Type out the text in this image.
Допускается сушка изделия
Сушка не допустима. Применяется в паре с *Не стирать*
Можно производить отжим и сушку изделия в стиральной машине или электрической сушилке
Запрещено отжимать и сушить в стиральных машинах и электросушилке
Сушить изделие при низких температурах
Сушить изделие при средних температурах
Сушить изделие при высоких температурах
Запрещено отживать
◇ ◇ ◇ ◇ ◇ ◇ ◇
» **Goal**
Write out all of the records above exactly as they appear.

» **Final answer**
Type out the text in this image.
Допускается сушка изделия
Сушка не допустима. Применяется в паре с *Не стирать*
Можно производить отжим и сушку изделия в стиральной машине или электрической сушилке
Запрещено отжимать и сушить в стиральных машинах и электросушилке
Сушить изделие при низких температурах
Сушить изделие при средних температурах
Сушить изделие при высоких температурах
Запрещено отживать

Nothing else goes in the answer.